▶ **Task description**: Whenever a line below holds the word "西安美术学院", copy that line.

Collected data
*-*-*
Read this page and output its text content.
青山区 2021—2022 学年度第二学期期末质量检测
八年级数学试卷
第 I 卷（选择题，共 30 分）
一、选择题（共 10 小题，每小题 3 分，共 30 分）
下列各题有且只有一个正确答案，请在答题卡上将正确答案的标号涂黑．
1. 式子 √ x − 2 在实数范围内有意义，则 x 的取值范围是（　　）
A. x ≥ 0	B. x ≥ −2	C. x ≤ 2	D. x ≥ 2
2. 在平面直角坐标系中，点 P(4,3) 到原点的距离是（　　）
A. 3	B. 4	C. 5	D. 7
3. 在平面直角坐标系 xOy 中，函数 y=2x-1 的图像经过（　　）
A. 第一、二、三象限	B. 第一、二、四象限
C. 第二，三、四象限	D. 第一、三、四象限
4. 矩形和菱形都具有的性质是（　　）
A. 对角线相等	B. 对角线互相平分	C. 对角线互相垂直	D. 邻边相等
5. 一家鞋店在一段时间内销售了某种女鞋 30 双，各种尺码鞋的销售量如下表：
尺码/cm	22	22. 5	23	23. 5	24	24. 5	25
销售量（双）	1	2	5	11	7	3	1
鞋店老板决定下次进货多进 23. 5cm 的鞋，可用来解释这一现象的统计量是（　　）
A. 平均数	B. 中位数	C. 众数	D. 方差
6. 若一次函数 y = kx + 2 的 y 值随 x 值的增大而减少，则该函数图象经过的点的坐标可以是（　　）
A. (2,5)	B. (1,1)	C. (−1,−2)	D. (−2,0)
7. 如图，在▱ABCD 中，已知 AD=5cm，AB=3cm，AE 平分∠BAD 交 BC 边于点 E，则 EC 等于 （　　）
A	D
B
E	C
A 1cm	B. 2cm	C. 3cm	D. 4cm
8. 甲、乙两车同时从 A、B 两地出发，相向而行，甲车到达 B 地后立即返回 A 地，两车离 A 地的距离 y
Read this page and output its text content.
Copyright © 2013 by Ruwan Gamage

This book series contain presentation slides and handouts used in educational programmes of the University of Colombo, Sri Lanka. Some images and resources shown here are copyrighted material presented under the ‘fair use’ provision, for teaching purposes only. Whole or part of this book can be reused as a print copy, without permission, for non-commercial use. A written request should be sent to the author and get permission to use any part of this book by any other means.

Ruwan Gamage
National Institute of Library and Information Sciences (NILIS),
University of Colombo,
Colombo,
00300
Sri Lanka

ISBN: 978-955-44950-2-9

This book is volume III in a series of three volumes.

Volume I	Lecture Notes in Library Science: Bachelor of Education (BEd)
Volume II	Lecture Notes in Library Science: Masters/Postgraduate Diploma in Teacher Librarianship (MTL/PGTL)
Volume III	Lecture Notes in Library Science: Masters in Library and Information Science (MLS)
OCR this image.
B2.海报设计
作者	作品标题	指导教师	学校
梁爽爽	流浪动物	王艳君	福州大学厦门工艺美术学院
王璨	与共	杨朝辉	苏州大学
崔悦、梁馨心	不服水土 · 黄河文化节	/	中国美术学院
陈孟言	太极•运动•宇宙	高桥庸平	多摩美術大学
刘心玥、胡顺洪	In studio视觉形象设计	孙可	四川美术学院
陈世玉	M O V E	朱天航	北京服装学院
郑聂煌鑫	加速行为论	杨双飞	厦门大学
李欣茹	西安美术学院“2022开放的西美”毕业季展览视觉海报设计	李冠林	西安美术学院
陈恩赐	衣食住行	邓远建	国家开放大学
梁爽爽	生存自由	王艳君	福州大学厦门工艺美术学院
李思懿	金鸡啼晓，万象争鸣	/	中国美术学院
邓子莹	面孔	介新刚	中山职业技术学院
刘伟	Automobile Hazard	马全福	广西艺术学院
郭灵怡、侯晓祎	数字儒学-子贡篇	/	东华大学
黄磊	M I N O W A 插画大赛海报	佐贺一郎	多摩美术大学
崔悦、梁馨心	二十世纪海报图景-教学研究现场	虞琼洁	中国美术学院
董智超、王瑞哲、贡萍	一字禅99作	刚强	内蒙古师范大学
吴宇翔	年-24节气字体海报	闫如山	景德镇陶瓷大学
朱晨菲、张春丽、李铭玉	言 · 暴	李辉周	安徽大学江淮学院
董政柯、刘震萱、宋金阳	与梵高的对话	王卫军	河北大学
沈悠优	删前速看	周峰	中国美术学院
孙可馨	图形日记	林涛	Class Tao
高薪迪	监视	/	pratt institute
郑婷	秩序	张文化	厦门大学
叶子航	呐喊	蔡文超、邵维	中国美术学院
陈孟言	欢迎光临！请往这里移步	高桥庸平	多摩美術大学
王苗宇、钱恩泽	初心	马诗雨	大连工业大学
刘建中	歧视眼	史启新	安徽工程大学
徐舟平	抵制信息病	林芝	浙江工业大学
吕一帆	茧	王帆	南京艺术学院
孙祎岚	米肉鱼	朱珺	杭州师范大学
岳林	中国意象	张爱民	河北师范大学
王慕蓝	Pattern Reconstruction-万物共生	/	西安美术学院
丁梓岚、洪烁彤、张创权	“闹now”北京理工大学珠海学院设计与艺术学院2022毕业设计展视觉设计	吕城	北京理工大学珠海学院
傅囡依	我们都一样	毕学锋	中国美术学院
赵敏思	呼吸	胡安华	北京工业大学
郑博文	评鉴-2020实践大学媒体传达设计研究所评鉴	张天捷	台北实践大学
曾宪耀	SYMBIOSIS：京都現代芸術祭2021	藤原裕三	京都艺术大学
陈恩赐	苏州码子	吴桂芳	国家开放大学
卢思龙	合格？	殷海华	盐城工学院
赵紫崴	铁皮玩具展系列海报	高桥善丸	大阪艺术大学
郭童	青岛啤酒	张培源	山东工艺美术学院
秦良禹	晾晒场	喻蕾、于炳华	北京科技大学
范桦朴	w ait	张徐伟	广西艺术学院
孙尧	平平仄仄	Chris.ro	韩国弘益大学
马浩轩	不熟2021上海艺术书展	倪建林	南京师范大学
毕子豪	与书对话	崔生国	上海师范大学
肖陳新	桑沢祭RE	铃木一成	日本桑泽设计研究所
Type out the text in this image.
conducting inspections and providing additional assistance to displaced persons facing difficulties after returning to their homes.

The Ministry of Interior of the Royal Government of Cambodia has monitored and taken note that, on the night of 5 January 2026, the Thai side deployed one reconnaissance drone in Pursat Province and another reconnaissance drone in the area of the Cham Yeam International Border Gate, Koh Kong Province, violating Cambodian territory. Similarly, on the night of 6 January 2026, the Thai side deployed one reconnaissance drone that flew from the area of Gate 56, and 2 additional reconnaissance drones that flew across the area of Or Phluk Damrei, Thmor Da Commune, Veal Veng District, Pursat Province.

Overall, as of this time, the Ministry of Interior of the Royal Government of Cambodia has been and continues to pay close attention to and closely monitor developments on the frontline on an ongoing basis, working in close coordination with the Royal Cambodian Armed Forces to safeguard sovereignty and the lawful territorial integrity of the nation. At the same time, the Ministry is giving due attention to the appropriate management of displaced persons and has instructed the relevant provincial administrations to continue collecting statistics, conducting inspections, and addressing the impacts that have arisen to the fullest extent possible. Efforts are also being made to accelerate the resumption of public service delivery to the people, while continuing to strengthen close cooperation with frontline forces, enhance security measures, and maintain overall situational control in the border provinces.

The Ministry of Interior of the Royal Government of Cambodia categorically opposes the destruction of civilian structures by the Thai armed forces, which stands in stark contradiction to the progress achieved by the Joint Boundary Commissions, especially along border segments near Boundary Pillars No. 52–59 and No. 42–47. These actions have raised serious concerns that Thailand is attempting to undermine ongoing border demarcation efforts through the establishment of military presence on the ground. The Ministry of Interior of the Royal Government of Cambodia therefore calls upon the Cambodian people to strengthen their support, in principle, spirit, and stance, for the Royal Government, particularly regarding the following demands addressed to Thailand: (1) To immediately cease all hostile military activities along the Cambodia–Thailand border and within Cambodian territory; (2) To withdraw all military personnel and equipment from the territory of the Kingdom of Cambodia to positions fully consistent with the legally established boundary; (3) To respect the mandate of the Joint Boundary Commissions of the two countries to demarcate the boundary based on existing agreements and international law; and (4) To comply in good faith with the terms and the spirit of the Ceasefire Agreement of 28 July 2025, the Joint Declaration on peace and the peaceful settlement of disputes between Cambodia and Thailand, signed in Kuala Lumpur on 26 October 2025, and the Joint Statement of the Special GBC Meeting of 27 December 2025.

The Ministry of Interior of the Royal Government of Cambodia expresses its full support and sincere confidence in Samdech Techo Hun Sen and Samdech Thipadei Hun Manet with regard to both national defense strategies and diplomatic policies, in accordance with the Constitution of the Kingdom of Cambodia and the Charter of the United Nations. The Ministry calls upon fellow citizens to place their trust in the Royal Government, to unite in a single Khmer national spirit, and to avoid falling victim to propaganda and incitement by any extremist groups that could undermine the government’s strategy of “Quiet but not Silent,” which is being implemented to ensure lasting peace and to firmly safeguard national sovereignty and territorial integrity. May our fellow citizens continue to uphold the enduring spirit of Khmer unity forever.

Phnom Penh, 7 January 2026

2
*-*-*
▶ **Answer for the task**:
李欣茹	西安美术学院“2022开放的西美”毕业季展览视觉海报设计	李冠林	西安美术学院
王慕蓝	Pattern Reconstruction-万物共生	/	西安美术学院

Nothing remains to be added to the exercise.